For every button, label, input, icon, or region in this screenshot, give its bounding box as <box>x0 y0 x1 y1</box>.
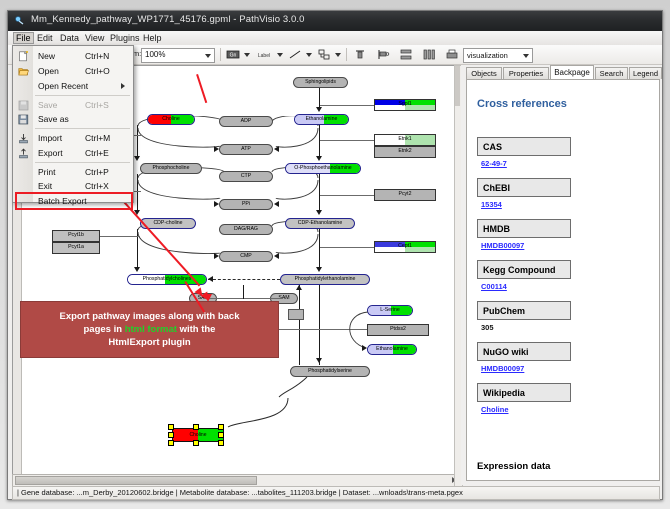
menu-item-accel: Ctrl+X <box>85 181 109 191</box>
menu-item-print[interactable]: Print Ctrl+P <box>13 165 133 179</box>
tab-backpage[interactable]: Backpage <box>550 65 594 79</box>
title-bar: Mm_Kennedy_pathway_WP1771_45176.gpml - P… <box>8 11 662 32</box>
toolbar-separator <box>220 48 221 61</box>
annotation-line-2a: pages in <box>84 324 125 335</box>
connector-cept1 <box>320 247 375 248</box>
node-label: Etnk2 <box>398 149 411 154</box>
node-label: Sphingolipids <box>305 80 336 85</box>
node-adp[interactable]: ADP <box>219 116 273 127</box>
menu-item-label: Print <box>38 167 55 177</box>
node-label: CMP <box>240 254 252 259</box>
node-choline-selected[interactable]: Choline <box>172 428 224 442</box>
arrowhead-icon <box>316 267 322 272</box>
node-atp[interactable]: ATP <box>219 144 273 155</box>
node-ethanolamine[interactable]: Ethanolamine <box>294 114 349 125</box>
arrowhead-icon <box>362 345 367 351</box>
connector-etnk-group <box>320 140 375 141</box>
export-icon <box>18 148 29 159</box>
batch-export-highlight-box <box>15 192 133 210</box>
db-name: HMDB <box>478 224 510 234</box>
menu-separator <box>35 162 130 163</box>
menu-item-label: New <box>38 51 55 61</box>
arrowhead-icon <box>274 201 279 207</box>
node-label: CDP-Ethanolamine <box>298 221 342 226</box>
menu-view[interactable]: View <box>82 32 107 44</box>
label-dropdown-arrow-icon[interactable] <box>277 53 283 57</box>
node-cept1[interactable]: Cept1 <box>374 241 436 253</box>
db-header-pubchem: PubChem <box>477 301 571 320</box>
arrowhead-icon <box>274 253 279 259</box>
edge-methyl-branch <box>243 285 244 299</box>
node-dag-rag[interactable]: DAG/RAG <box>219 224 273 235</box>
distribute-horizontal-button[interactable] <box>422 48 436 61</box>
db-value-nugo-wiki[interactable]: HMDB00097 <box>481 364 524 373</box>
node-label: Pcyt1a <box>68 245 84 250</box>
connector-pcyt1-group <box>100 236 140 237</box>
node-label: CTP <box>241 174 251 179</box>
arrowhead-icon <box>316 107 322 112</box>
menu-item-label: Import <box>38 133 62 143</box>
arrowhead-icon <box>316 358 322 363</box>
menu-item-label: Open Recent <box>38 81 88 91</box>
new-document-icon <box>18 51 29 62</box>
save-as-icon <box>18 114 29 125</box>
node-anchor-stub[interactable] <box>288 309 304 320</box>
node-label: Sgpl1 <box>398 102 411 107</box>
align-top-button[interactable] <box>353 48 367 61</box>
backpage-content: Cross references CAS 62-49-7 ChEBI 15354… <box>466 79 660 481</box>
node-label: Choline <box>173 429 223 441</box>
db-value-hmdb[interactable]: HMDB00097 <box>481 241 524 250</box>
node-label: Pcyt1b <box>68 233 84 238</box>
menu-file[interactable]: File <box>13 32 34 44</box>
scrollbar-thumb[interactable] <box>455 66 460 106</box>
annotation-line-1: Export pathway images along with back <box>59 311 239 322</box>
db-value-pubchem: 305 <box>481 323 494 332</box>
line-tool-button[interactable] <box>288 48 302 61</box>
visualization-value: visualization <box>467 51 508 60</box>
node-label: Ethanolamine <box>306 117 338 122</box>
node-label: Ethanolamine <box>376 347 408 352</box>
gene-product-tool-button[interactable]: Gn <box>226 48 240 61</box>
node-etnk1[interactable]: Etnk1 <box>374 134 436 146</box>
menu-item-label: Export <box>38 148 63 158</box>
svg-text:Gn: Gn <box>230 53 237 59</box>
align-left-button[interactable] <box>376 48 390 61</box>
db-value-kegg-compound[interactable]: C00114 <box>481 282 507 291</box>
node-pcyt2[interactable]: Pcyt2 <box>374 189 436 201</box>
menu-help[interactable]: Help <box>140 32 165 44</box>
node-pcyt1a[interactable]: Pcyt1a <box>52 242 100 254</box>
node-cdp-ethanolamine[interactable]: CDP-Ethanolamine <box>285 218 355 229</box>
db-header-kegg-compound: Kegg Compound <box>477 260 571 279</box>
file-menu-popup[interactable]: New Ctrl+N Open Ctrl+O Open Recent <box>12 45 134 203</box>
distribute-horizontal-icon <box>422 48 436 61</box>
node-label: Phosphocholine <box>153 166 190 171</box>
line-tool-icon <box>288 48 302 61</box>
distribute-vertical-icon <box>399 48 413 61</box>
menu-item-exit[interactable]: Exit Ctrl+X <box>13 179 133 193</box>
edge-ps-to-pe <box>299 285 300 365</box>
db-name: CAS <box>478 142 502 152</box>
zoom-combobox[interactable]: 100% <box>141 48 215 63</box>
line-dropdown-arrow-icon[interactable] <box>306 53 312 57</box>
node-label: Choline <box>162 117 180 122</box>
menu-item-new[interactable]: New Ctrl+N <box>13 49 133 63</box>
submenu-arrow-icon <box>121 83 125 89</box>
arrowhead-icon <box>274 146 279 152</box>
app-window-frame: Mm_Kennedy_pathway_WP1771_45176.gpml - P… <box>0 0 670 509</box>
status-text: | Gene database: ...m_Derby_20120602.bri… <box>17 488 463 497</box>
menu-item-accel: Ctrl+S <box>85 100 109 110</box>
expression-data-title: Expression data <box>477 461 550 472</box>
node-label: Phosphatidylethanolamine <box>295 277 356 282</box>
interaction-tool-button[interactable] <box>317 48 331 61</box>
distribute-vertical-button[interactable] <box>399 48 413 61</box>
interaction-dropdown-arrow-icon[interactable] <box>335 53 341 57</box>
menu-item-accel: Ctrl+O <box>85 66 110 76</box>
align-left-icon <box>376 48 390 61</box>
node-phosphatidylethanolamine[interactable]: Phosphatidylethanolamine <box>280 274 370 285</box>
annotation-text: Export pathway images along with back pa… <box>53 310 245 349</box>
db-name: Wikipedia <box>478 388 525 398</box>
node-label: Etnk1 <box>398 137 411 142</box>
db-header-chebi: ChEBI <box>477 178 571 197</box>
cross-references-title: Cross references <box>477 98 567 110</box>
status-bar: | Gene database: ...m_Derby_20120602.bri… <box>12 486 660 500</box>
connector-pcyt2 <box>320 195 375 196</box>
printer-icon <box>445 48 459 61</box>
menu-item-open-recent[interactable]: Open Recent <box>13 79 133 93</box>
db-header-nugo-wiki: NuGO wiki <box>477 342 571 361</box>
side-panel-tabstrip: Objects Properties Backpage Search Legen… <box>466 65 658 79</box>
side-panel: Objects Properties Backpage Search Legen… <box>461 65 658 485</box>
node-cmp[interactable]: CMP <box>219 251 273 262</box>
node-choline[interactable]: Choline <box>147 114 195 125</box>
menu-item-accel: Ctrl+P <box>85 167 109 177</box>
arrowhead-icon <box>208 276 213 282</box>
folder-open-icon <box>18 66 29 77</box>
menu-separator <box>35 128 130 129</box>
db-header-cas: CAS <box>477 137 571 156</box>
menu-bar: File Edit Data View Plugins Help <box>8 31 662 46</box>
arrowhead-icon <box>296 285 302 290</box>
annotation-line-3: HtmlExport plugin <box>108 337 190 348</box>
node-label: O-Phosphoethanolamine <box>294 166 351 171</box>
menu-item-accel: Ctrl+E <box>85 148 109 158</box>
visualization-combobox[interactable]: visualization <box>463 48 533 63</box>
node-label: ATP <box>241 147 251 152</box>
save-disk-icon <box>18 100 29 111</box>
menu-item-save-as[interactable]: Save as <box>13 112 133 126</box>
db-header-wikipedia: Wikipedia <box>477 383 571 402</box>
node-label: CDP-choline <box>153 221 182 226</box>
node-sgpl1[interactable]: Sgpl1 <box>374 99 436 111</box>
chevron-down-icon <box>523 54 529 58</box>
print-button[interactable] <box>445 48 459 61</box>
annotation-highlight: html format <box>125 324 177 335</box>
menu-item-import[interactable]: Import Ctrl+M <box>13 131 133 145</box>
cofactor-loop-ethanolamine <box>270 116 322 266</box>
node-label: Cept1 <box>398 244 412 249</box>
menu-item-label: Exit <box>38 181 52 191</box>
node-sphingolipids[interactable]: Sphingolipids <box>293 77 348 88</box>
node-label: ADP <box>241 119 252 124</box>
node-label: Ptdss2 <box>390 327 406 332</box>
edge-pe-to-ps <box>319 285 320 365</box>
import-icon <box>18 133 29 144</box>
interaction-tool-icon <box>317 48 331 61</box>
tab-legend[interactable]: Legend <box>629 67 662 79</box>
db-name: ChEBI <box>478 183 510 193</box>
db-value-chebi[interactable]: 15354 <box>481 200 502 209</box>
node-label: Pcyt2 <box>399 192 412 197</box>
zoom-value: 100% <box>145 50 165 59</box>
label-tool-icon: Label <box>255 48 273 61</box>
db-value-cas[interactable]: 62-49-7 <box>481 159 507 168</box>
chevron-down-icon <box>205 54 211 58</box>
db-value-wikipedia[interactable]: Choline <box>481 405 509 414</box>
menu-item-save: Save Ctrl+S <box>13 98 133 112</box>
menu-plugins[interactable]: Plugins <box>107 32 143 44</box>
align-top-icon <box>353 48 367 61</box>
db-name: Kegg Compound <box>478 265 556 275</box>
menu-item-export[interactable]: Export Ctrl+E <box>13 146 133 160</box>
menu-edit[interactable]: Edit <box>34 32 56 44</box>
label-tool-button[interactable]: Label <box>255 48 273 61</box>
gene-product-dropdown-arrow-icon[interactable] <box>244 53 250 57</box>
menu-item-label: Open <box>38 66 59 76</box>
menu-item-label: Save <box>38 100 57 110</box>
db-name: NuGO wiki <box>478 347 529 357</box>
node-ctp[interactable]: CTP <box>219 171 273 182</box>
toolbar-separator <box>346 48 347 61</box>
node-label: PPi <box>242 202 250 207</box>
pathvisio-app-icon <box>14 15 26 27</box>
window-title: Mm_Kennedy_pathway_WP1771_45176.gpml - P… <box>31 14 305 25</box>
pathvisio-window: Mm_Kennedy_pathway_WP1771_45176.gpml - P… <box>7 10 663 500</box>
menu-item-label: Save as <box>38 114 69 124</box>
svg-text:Label: Label <box>258 53 270 59</box>
node-etnk2[interactable]: Etnk2 <box>374 146 436 158</box>
menu-item-accel: Ctrl+N <box>85 51 109 61</box>
menu-separator <box>35 95 130 96</box>
curve-ps-down <box>277 377 327 407</box>
edge-pc-to-pe-dashed <box>208 279 280 280</box>
menu-data[interactable]: Data <box>57 32 82 44</box>
tab-properties[interactable]: Properties <box>503 67 549 79</box>
annotation-line-2c: with the <box>177 324 216 335</box>
connector-sgpl1 <box>320 105 375 106</box>
node-label: L-Serine <box>380 308 400 313</box>
node-phosphocholine[interactable]: Phosphocholine <box>140 163 202 174</box>
node-label: DAG/RAG <box>234 227 258 232</box>
gene-product-icon: Gn <box>226 48 240 61</box>
annotation-callout: Export pathway images along with back pa… <box>20 301 279 358</box>
db-header-hmdb: HMDB <box>477 219 571 238</box>
db-name: PubChem <box>478 306 525 316</box>
node-label: Phosphatidylserine <box>308 369 352 374</box>
tab-objects[interactable]: Objects <box>466 67 502 79</box>
tab-search[interactable]: Search <box>595 67 628 79</box>
node-o-phosphoethanolamine[interactable]: O-Phosphoethanolamine <box>285 163 361 174</box>
node-ppi[interactable]: PPi <box>219 199 273 210</box>
menu-item-accel: Ctrl+M <box>85 133 110 143</box>
scrollbar-thumb[interactable] <box>15 476 257 485</box>
menu-item-open[interactable]: Open Ctrl+O <box>13 64 133 78</box>
serine-ethanolamine-curves <box>332 306 377 356</box>
node-phosphatidylserine[interactable]: Phosphatidylserine <box>290 366 370 377</box>
node-pcyt1b[interactable]: Pcyt1b <box>52 230 100 242</box>
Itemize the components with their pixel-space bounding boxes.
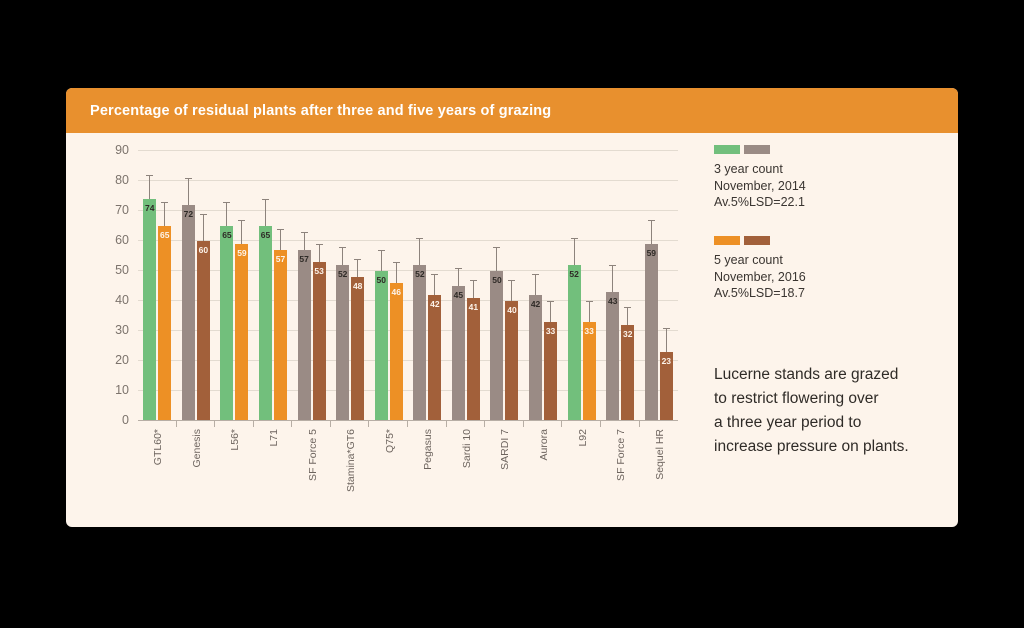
------------------------------------------------------------------------
Every line of the entries that includes "Sphingolipids" must be copied into the answer.

node-label: Sphingolipids <box>305 80 336 85</box>
node-sphingolipids[interactable]: Sphingolipids <box>293 77 348 88</box>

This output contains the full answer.